• Challenge: Search the material for the string "giving" and copy each line where it occurs.

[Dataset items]
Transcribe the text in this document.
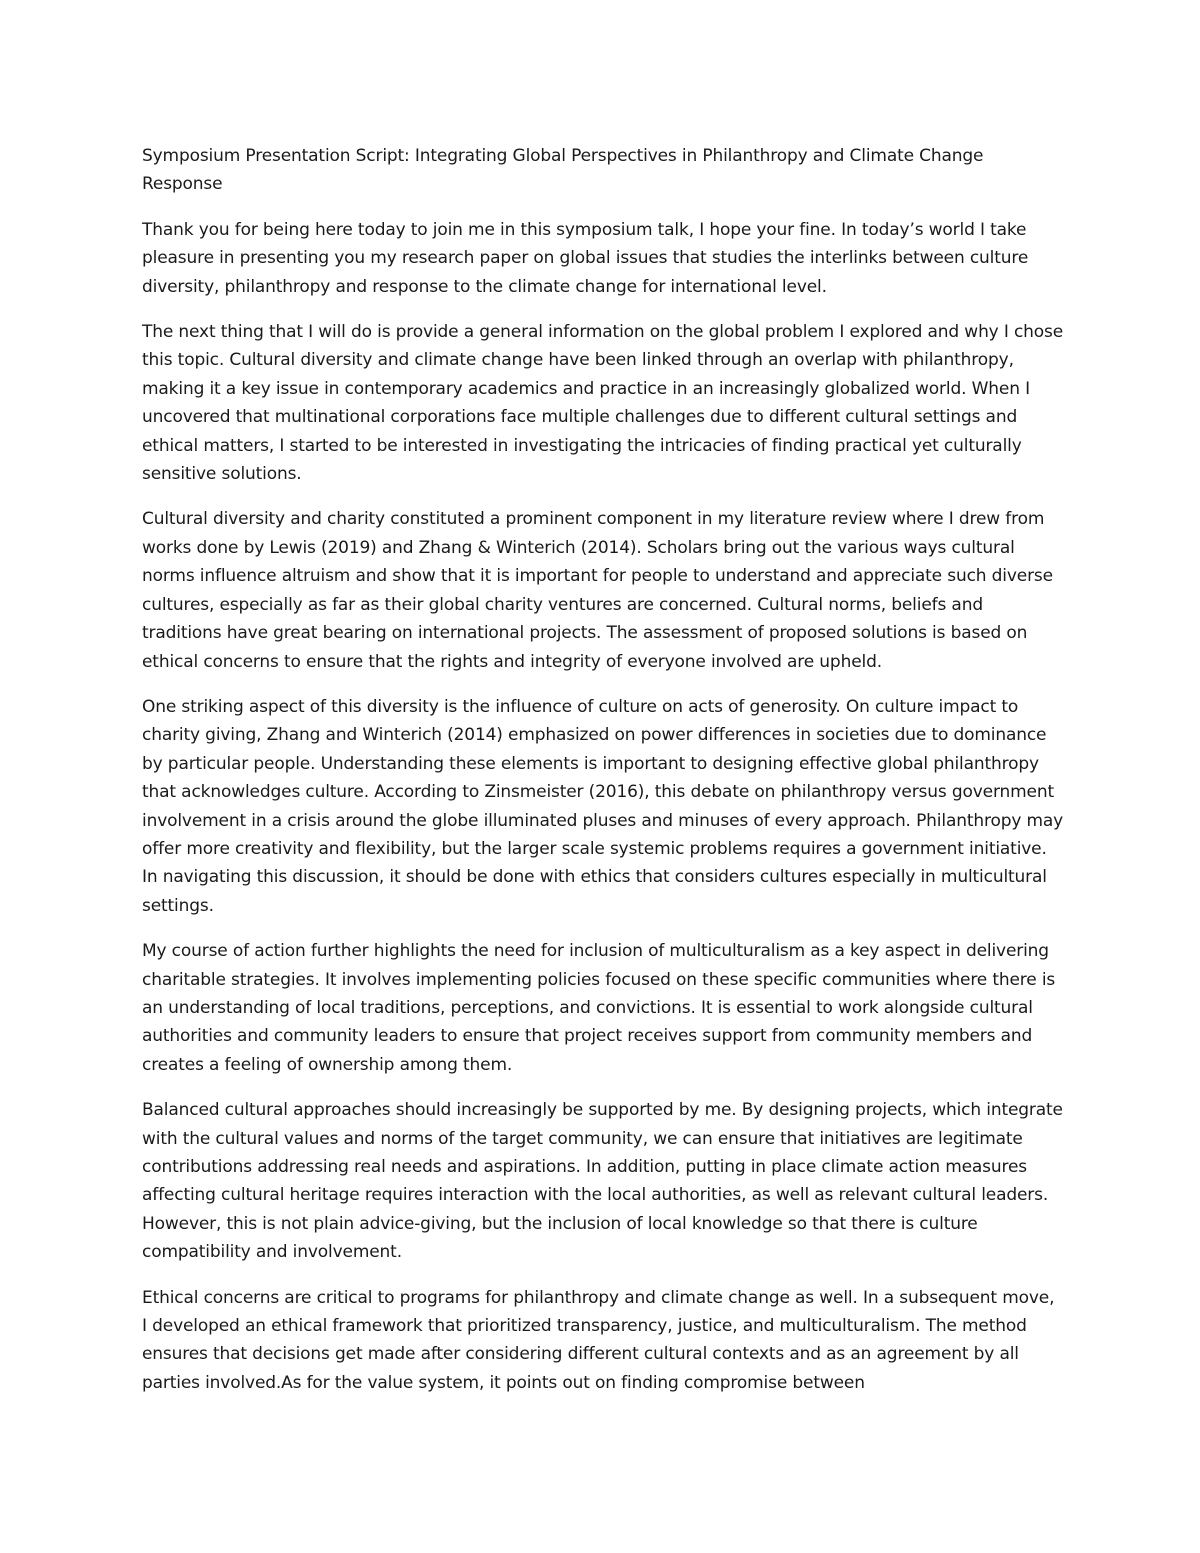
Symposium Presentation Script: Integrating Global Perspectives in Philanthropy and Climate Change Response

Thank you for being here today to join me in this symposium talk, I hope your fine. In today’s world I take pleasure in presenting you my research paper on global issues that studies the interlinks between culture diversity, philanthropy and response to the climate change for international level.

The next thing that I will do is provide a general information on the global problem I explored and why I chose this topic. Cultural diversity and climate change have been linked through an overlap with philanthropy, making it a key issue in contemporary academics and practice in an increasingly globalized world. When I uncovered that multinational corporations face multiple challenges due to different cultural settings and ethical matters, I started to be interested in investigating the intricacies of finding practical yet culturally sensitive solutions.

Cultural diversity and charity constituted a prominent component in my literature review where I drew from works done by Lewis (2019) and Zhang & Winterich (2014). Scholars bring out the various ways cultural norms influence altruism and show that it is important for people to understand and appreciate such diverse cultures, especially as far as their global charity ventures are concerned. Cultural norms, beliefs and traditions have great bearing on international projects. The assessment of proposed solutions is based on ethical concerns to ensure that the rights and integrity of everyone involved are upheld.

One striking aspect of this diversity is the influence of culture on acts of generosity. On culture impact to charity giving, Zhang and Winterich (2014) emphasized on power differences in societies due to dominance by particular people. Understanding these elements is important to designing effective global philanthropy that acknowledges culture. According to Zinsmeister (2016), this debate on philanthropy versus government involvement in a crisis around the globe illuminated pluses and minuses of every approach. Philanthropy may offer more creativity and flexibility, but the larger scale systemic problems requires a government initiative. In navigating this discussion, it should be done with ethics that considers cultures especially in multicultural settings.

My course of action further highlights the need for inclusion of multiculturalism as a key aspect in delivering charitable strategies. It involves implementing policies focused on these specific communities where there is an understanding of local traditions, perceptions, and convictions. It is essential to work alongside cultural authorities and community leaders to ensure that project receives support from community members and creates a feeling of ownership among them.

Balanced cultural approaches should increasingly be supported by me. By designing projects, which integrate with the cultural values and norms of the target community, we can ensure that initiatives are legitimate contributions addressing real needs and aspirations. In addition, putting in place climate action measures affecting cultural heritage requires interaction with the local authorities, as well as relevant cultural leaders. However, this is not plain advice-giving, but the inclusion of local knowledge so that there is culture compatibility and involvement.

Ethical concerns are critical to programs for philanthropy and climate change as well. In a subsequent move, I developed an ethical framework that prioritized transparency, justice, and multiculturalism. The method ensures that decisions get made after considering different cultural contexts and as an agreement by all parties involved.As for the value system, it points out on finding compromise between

• Completed task:
One striking aspect of this diversity is the influence of culture on acts of generosity. On culture impact to charity giving, Zhang and Winterich (2014) emphasized on power differences in societies due to dominance by particular people. Understanding these elements is important to designing effective global philanthropy that acknowledges culture. According to Zinsmeister (2016), this debate on philanthropy versus government involvement in a crisis around the globe illuminated pluses and minuses of every approach. Philanthropy may offer more creativity and flexibility, but the larger scale systemic problems requires a government initiative. In navigating this discussion, it should be done with ethics that considers cultures especially in multicultural settings.
Balanced cultural approaches should increasingly be supported by me. By designing projects, which integrate with the cultural values and norms of the target community, we can ensure that initiatives are legitimate contributions addressing real needs and aspirations. In addition, putting in place climate action measures affecting cultural heritage requires interaction with the local authorities, as well as relevant cultural leaders. However, this is not plain advice-giving, but the inclusion of local knowledge so that there is culture compatibility and involvement.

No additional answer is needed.